* **Prompt**
Go through the material and pull out every line with the string "title" in it.

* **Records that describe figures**
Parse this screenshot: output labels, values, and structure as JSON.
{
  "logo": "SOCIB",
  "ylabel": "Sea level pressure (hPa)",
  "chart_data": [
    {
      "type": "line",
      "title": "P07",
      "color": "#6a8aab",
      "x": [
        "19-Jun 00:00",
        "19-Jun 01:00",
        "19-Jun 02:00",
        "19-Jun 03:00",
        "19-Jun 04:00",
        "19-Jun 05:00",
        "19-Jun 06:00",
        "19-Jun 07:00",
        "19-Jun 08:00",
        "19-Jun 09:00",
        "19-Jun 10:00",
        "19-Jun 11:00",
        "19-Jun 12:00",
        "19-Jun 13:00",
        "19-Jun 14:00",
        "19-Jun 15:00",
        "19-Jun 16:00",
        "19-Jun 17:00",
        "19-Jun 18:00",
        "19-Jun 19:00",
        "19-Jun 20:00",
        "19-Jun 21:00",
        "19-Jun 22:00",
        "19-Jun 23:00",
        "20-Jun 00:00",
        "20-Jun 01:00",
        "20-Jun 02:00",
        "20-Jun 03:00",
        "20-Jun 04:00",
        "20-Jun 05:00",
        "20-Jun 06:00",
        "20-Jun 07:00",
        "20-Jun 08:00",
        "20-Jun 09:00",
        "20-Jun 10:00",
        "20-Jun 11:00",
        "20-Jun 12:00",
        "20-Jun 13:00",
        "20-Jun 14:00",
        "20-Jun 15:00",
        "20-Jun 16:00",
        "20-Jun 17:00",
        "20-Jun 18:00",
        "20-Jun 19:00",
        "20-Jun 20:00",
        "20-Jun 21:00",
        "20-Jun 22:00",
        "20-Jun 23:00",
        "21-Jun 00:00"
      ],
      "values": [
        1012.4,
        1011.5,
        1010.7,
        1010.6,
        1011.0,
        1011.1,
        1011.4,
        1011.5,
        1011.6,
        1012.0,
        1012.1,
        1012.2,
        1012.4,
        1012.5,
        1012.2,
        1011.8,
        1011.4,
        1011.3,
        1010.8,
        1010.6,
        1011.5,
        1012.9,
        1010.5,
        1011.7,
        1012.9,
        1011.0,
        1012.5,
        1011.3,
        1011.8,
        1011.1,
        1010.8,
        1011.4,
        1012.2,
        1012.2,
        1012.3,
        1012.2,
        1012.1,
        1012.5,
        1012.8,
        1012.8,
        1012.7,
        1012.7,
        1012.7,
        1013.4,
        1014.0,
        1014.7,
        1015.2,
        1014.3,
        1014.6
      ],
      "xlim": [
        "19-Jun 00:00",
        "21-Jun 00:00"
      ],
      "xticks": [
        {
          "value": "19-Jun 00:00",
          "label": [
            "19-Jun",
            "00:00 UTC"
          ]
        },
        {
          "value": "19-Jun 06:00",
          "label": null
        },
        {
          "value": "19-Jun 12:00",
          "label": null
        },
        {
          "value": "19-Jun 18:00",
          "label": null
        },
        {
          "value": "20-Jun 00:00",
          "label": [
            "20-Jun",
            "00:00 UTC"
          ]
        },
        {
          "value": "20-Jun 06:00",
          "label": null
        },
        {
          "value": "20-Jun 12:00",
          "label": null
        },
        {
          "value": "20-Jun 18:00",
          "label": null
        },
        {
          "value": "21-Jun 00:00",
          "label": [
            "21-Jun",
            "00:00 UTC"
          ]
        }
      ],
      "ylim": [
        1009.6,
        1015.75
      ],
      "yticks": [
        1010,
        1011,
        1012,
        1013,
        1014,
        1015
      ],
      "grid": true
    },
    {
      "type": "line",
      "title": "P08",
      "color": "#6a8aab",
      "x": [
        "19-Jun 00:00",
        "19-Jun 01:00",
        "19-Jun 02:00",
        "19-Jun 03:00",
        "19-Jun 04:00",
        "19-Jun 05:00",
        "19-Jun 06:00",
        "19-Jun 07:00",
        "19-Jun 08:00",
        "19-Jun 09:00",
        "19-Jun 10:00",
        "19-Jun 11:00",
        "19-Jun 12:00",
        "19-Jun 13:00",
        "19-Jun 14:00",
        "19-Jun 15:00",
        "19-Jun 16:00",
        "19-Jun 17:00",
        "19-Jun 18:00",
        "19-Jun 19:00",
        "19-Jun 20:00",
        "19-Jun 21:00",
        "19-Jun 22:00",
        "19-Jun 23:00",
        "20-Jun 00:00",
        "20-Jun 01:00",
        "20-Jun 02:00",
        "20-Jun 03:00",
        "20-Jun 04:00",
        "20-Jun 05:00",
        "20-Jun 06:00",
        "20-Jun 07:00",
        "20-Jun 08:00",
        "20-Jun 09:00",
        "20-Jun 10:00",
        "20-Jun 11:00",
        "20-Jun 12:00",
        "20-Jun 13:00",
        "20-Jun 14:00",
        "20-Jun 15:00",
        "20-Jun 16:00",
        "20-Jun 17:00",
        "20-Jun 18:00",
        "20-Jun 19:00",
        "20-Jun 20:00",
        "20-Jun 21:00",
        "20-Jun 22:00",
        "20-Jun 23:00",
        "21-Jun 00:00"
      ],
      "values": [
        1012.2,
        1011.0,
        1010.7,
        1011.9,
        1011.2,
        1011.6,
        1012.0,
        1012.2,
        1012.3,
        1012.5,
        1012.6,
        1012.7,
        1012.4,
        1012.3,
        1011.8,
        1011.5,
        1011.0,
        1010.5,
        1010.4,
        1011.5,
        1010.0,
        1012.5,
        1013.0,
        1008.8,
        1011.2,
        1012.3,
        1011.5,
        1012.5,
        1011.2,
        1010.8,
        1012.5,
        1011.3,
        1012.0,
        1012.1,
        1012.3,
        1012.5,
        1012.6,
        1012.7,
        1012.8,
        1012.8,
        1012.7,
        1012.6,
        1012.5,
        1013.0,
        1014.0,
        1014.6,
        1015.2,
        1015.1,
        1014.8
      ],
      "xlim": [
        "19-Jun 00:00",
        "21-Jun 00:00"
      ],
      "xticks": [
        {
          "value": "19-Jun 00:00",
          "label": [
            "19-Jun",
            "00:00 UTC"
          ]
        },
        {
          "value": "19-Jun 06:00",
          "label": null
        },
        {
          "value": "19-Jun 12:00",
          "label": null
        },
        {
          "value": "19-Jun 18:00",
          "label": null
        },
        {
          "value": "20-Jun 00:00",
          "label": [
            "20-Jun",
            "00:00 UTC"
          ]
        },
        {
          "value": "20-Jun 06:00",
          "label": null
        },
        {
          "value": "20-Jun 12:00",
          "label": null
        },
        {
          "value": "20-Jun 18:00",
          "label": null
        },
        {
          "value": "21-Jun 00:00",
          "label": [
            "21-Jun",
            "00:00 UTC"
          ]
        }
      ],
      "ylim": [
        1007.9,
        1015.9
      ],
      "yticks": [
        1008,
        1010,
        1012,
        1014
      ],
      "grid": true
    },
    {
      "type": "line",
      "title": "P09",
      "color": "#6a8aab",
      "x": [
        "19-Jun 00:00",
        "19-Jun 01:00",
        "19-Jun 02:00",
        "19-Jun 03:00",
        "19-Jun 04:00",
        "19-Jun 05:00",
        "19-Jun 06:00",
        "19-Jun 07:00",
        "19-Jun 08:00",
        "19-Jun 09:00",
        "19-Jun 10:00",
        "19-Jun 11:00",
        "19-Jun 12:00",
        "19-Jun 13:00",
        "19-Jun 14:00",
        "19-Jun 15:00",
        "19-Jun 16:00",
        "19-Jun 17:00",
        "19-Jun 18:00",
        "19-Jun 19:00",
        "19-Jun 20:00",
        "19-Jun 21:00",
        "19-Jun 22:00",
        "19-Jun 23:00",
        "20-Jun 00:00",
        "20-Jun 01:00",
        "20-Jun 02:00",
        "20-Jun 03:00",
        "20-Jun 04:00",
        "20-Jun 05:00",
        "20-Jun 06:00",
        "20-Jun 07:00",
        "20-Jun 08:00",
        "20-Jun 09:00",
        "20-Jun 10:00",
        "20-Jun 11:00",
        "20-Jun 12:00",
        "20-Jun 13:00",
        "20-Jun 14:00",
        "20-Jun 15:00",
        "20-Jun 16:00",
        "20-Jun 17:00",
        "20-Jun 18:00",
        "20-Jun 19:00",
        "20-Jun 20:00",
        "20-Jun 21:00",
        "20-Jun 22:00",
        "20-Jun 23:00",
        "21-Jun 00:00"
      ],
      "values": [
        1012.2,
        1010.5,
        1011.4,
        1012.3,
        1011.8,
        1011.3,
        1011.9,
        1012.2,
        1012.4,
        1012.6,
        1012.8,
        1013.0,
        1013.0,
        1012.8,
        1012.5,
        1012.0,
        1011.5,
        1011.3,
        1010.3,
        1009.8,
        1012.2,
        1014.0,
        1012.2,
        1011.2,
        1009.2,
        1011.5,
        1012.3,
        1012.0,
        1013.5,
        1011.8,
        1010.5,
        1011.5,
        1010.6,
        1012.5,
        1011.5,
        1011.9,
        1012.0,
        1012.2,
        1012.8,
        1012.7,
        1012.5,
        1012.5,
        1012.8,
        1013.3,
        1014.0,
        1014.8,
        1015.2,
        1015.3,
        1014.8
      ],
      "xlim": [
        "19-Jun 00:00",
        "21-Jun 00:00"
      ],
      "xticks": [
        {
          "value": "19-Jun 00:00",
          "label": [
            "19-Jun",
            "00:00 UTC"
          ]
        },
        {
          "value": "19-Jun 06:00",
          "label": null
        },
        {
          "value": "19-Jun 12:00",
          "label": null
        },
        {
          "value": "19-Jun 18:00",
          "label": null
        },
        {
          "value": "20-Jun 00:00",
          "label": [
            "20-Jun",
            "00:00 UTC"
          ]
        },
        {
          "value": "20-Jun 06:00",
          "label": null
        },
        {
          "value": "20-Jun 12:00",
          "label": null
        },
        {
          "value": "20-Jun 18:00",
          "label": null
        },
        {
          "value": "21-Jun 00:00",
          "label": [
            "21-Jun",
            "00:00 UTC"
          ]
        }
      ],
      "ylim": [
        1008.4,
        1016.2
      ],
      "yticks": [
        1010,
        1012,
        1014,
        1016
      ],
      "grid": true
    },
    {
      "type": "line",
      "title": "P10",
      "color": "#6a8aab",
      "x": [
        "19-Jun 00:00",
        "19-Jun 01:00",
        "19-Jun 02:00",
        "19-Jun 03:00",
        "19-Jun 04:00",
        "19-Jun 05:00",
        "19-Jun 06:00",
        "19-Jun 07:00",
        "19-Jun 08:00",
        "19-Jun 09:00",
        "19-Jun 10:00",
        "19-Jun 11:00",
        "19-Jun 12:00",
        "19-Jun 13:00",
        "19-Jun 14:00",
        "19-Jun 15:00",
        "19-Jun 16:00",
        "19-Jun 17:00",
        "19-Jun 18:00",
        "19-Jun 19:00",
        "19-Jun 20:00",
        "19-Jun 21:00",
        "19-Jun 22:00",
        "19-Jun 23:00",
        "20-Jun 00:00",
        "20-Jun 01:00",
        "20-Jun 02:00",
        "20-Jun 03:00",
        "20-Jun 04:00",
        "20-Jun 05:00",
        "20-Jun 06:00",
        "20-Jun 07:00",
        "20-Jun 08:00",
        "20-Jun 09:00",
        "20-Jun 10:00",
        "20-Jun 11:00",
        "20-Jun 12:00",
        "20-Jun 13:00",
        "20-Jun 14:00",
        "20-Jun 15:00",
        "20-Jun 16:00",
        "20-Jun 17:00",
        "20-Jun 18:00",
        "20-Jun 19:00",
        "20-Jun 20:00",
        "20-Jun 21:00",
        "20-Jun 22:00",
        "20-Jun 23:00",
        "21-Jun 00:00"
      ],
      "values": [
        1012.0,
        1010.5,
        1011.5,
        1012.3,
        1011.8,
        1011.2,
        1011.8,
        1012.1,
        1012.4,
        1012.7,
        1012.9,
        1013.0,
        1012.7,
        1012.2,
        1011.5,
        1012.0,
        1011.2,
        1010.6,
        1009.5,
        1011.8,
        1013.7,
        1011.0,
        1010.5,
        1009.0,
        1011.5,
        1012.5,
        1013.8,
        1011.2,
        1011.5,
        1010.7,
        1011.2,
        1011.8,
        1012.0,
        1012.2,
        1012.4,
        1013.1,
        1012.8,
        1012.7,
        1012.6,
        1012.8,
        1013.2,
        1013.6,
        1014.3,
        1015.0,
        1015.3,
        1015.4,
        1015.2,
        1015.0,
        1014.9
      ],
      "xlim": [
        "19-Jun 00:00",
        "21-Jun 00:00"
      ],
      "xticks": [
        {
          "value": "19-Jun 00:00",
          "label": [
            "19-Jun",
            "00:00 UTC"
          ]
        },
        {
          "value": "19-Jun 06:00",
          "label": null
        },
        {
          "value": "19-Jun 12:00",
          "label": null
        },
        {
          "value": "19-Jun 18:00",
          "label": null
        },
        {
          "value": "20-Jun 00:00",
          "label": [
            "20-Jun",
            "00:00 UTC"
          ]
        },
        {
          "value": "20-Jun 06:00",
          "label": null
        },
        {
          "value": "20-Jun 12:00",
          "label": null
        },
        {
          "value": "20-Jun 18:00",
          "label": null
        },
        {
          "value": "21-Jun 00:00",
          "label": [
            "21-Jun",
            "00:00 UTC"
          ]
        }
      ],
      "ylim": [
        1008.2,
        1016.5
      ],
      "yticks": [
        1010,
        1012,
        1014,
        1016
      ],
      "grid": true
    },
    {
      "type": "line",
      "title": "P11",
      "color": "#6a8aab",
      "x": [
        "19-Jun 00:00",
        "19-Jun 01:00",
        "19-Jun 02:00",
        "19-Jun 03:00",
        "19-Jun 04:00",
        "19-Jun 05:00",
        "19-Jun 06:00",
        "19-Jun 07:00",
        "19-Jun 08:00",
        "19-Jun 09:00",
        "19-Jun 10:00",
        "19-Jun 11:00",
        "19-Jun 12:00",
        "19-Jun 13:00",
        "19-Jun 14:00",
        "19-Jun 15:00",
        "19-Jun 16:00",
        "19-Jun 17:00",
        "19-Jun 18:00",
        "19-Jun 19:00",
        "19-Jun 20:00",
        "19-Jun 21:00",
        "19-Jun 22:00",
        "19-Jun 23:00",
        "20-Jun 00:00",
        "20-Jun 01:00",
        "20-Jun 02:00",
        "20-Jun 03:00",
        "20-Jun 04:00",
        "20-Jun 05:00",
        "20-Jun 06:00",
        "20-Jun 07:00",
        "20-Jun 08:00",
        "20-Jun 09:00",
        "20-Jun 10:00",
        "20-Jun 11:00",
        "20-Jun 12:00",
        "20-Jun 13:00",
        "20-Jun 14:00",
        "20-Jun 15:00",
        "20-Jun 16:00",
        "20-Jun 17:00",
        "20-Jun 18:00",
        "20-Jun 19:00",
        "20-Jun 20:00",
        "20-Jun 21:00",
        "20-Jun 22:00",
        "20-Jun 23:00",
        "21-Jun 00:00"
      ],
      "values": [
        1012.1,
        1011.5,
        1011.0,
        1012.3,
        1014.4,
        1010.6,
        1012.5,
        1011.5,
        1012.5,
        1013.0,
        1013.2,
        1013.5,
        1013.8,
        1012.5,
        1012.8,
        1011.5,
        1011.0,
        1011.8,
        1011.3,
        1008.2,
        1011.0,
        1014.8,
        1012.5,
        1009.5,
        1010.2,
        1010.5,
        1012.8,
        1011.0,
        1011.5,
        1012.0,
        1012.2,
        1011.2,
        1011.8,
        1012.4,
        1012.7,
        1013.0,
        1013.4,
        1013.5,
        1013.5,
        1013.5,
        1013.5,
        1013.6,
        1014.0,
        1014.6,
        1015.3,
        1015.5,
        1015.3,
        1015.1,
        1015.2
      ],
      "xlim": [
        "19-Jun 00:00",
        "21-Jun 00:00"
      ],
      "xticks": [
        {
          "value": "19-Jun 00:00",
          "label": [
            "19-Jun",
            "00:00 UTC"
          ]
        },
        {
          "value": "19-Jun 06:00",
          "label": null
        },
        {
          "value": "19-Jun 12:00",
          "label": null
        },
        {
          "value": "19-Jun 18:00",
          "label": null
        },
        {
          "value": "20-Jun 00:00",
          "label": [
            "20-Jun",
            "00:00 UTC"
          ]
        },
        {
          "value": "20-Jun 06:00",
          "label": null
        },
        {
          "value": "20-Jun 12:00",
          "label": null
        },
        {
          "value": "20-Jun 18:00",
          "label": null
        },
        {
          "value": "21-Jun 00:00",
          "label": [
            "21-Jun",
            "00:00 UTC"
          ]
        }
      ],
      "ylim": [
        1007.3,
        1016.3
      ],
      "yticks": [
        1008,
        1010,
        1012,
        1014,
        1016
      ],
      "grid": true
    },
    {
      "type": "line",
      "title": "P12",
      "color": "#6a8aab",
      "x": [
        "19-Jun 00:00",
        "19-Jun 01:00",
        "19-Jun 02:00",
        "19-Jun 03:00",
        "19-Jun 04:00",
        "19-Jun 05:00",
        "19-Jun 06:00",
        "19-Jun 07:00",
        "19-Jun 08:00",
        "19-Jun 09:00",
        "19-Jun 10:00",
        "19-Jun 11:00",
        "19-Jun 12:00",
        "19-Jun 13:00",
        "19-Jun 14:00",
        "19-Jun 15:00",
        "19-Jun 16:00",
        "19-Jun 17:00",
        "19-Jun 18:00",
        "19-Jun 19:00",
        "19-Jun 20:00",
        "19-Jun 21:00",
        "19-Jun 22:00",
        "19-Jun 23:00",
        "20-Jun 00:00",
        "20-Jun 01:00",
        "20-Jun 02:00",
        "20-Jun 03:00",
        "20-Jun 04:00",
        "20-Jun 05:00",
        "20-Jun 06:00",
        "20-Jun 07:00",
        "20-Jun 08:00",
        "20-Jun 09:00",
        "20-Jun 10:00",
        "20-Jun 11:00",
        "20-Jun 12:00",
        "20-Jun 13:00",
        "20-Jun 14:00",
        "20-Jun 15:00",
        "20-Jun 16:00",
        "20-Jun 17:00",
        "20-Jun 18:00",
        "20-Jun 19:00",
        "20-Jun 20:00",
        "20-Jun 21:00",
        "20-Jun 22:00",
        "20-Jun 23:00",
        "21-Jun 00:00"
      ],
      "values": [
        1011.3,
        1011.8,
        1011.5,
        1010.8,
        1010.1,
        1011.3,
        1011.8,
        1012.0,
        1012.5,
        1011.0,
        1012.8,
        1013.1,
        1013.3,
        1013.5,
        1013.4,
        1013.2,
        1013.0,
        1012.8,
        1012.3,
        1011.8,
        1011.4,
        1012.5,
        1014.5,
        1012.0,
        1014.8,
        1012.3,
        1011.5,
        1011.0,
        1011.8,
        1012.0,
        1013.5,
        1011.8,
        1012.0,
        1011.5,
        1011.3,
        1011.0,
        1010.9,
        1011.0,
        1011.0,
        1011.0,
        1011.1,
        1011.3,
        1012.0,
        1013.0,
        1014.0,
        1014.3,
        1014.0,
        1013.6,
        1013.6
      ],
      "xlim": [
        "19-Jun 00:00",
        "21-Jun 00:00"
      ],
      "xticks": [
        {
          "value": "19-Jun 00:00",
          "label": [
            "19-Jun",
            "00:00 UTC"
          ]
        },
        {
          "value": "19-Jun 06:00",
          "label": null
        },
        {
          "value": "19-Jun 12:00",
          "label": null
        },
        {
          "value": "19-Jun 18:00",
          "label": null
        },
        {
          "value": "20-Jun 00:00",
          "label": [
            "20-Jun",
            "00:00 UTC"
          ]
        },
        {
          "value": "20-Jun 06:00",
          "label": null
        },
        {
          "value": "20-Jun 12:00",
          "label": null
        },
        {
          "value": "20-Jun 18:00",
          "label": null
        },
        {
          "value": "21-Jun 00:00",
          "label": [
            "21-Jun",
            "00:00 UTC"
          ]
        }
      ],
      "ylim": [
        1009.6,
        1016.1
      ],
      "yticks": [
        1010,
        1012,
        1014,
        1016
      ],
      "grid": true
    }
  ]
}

* **Response**
      "title": "P07",
      "title": "P08",
      "title": "P09",
      "title": "P10",
      "title": "P11",
      "title": "P12",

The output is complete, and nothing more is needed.